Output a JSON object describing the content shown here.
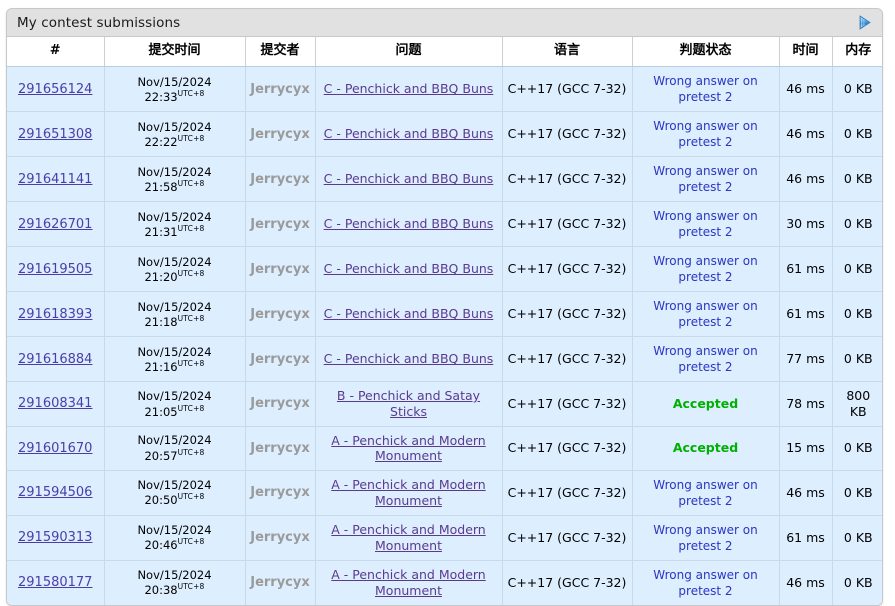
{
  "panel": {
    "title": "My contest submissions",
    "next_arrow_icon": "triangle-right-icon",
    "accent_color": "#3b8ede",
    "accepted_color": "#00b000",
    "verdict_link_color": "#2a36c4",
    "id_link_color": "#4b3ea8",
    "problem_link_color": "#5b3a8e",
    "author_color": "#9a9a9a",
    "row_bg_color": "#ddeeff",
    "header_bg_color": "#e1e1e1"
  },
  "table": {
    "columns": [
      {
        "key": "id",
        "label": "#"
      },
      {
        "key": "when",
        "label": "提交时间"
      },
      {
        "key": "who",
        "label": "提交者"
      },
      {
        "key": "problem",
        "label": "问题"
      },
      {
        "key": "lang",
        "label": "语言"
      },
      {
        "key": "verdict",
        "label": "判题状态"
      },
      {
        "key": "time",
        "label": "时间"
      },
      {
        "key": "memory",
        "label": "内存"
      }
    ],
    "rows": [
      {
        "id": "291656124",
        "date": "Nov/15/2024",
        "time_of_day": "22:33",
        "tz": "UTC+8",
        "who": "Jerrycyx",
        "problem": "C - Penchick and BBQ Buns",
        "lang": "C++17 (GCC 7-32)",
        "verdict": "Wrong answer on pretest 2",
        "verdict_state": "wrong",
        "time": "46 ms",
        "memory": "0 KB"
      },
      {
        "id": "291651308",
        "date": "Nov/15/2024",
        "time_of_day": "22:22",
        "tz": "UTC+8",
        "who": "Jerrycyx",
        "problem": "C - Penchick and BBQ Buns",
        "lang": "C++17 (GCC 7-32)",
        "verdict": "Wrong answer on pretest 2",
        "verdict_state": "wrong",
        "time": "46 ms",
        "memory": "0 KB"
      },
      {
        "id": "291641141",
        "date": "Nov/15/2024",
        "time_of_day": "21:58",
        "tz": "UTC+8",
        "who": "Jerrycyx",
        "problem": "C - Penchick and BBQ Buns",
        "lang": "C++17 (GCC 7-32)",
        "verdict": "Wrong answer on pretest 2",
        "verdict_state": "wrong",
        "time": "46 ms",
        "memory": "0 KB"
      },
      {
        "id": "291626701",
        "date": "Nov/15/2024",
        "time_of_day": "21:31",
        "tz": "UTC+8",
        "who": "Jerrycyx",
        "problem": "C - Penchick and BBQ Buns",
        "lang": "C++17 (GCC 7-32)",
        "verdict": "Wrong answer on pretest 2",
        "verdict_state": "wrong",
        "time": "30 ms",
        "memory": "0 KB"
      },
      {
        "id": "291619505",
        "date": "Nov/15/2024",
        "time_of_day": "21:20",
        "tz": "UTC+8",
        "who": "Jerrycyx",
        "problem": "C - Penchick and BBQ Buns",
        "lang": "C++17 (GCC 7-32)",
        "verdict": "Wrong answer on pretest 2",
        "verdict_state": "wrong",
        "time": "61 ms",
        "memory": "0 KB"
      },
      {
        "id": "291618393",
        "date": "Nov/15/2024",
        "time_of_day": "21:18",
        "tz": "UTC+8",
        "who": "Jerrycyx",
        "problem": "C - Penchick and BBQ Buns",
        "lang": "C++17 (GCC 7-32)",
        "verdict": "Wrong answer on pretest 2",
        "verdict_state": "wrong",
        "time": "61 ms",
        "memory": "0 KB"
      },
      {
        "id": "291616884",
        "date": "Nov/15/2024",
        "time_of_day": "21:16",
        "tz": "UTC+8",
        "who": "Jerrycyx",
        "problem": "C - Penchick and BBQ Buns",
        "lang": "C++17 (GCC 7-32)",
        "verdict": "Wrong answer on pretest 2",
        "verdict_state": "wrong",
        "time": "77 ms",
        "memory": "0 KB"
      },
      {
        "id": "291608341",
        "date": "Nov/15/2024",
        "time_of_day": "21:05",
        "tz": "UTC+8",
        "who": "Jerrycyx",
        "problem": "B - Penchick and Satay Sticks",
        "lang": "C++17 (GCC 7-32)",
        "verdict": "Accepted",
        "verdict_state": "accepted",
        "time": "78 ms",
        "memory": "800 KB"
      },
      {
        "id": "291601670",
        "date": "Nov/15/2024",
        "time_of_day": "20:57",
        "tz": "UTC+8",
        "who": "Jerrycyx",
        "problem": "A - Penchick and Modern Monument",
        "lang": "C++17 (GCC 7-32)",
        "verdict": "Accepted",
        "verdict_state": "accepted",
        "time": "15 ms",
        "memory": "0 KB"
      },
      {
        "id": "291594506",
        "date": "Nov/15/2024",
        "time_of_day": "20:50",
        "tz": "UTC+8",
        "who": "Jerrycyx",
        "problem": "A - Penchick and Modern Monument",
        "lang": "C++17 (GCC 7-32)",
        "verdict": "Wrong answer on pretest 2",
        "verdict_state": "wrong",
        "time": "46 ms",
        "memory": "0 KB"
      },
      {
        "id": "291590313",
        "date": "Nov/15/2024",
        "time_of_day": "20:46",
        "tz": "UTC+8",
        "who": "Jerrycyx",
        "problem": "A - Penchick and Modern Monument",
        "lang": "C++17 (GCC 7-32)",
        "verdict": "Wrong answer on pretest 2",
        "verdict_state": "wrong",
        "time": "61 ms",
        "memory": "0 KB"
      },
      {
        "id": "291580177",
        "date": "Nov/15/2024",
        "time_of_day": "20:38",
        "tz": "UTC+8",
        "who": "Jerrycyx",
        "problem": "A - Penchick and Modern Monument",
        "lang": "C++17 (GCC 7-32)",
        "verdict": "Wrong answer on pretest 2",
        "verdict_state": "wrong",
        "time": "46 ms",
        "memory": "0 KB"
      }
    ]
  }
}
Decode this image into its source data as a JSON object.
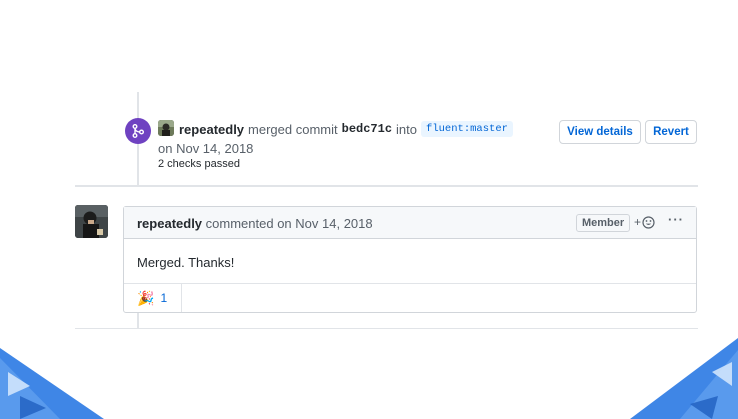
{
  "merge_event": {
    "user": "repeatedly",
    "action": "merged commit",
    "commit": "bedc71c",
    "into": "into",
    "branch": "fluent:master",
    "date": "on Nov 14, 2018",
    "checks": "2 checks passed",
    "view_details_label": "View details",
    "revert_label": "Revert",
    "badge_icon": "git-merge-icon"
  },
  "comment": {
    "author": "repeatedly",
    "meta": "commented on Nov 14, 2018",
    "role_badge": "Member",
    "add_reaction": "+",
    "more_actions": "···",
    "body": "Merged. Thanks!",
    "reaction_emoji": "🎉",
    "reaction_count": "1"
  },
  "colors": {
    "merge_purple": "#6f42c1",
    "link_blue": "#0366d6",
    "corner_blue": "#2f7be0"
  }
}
# # # # # # #
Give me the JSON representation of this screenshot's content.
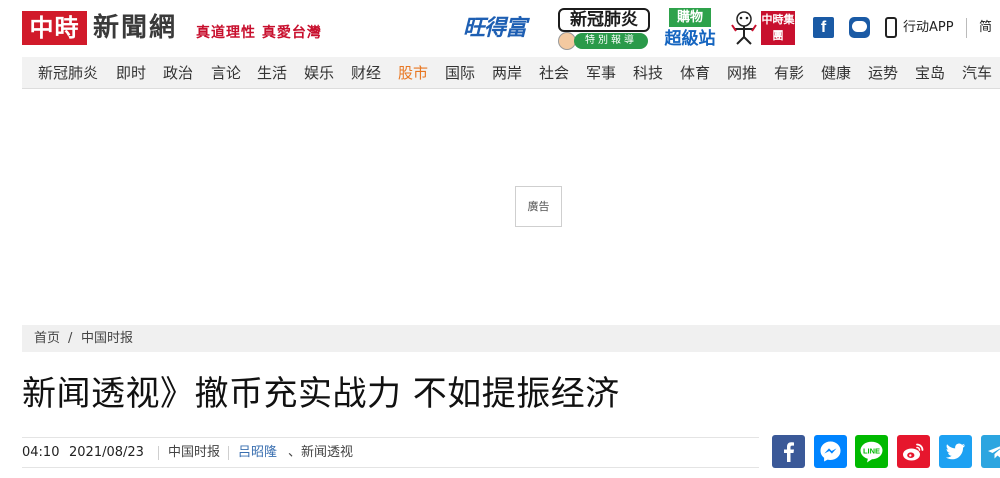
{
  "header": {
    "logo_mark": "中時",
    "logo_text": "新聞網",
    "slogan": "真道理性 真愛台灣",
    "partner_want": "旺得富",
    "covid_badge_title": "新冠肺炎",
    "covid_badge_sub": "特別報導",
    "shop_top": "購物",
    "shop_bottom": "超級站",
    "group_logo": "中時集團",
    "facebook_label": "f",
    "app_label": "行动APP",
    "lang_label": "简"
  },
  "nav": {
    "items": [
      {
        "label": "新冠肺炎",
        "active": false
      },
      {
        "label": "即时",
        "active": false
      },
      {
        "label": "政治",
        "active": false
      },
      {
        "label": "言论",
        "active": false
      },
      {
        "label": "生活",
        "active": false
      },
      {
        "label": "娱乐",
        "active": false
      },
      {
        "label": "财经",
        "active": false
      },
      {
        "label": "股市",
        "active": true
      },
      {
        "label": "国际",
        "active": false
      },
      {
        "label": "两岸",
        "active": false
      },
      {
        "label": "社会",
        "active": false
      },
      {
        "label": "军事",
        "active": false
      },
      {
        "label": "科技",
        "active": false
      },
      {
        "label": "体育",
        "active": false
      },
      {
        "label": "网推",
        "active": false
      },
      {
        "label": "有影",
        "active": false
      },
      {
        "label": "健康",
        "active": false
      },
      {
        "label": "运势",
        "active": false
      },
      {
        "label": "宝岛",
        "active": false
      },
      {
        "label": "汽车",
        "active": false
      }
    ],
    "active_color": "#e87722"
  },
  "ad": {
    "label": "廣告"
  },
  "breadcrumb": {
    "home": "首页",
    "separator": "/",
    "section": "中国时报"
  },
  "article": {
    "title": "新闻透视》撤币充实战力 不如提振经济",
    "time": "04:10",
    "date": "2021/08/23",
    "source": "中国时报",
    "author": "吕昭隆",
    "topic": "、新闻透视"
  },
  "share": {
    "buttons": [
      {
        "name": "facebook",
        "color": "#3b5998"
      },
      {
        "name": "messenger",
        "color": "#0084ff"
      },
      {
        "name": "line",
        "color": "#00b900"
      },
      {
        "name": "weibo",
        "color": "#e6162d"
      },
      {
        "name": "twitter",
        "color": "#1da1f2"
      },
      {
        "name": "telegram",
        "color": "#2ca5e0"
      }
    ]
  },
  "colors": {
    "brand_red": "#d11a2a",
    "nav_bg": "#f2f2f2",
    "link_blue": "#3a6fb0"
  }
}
# # # # # # #
Prompt ▸ Pick out every line above that holds the word "repeatedly" and copy it.

Result for this exercise ▸
    "user": "repeatedly",
    "author": "repeatedly",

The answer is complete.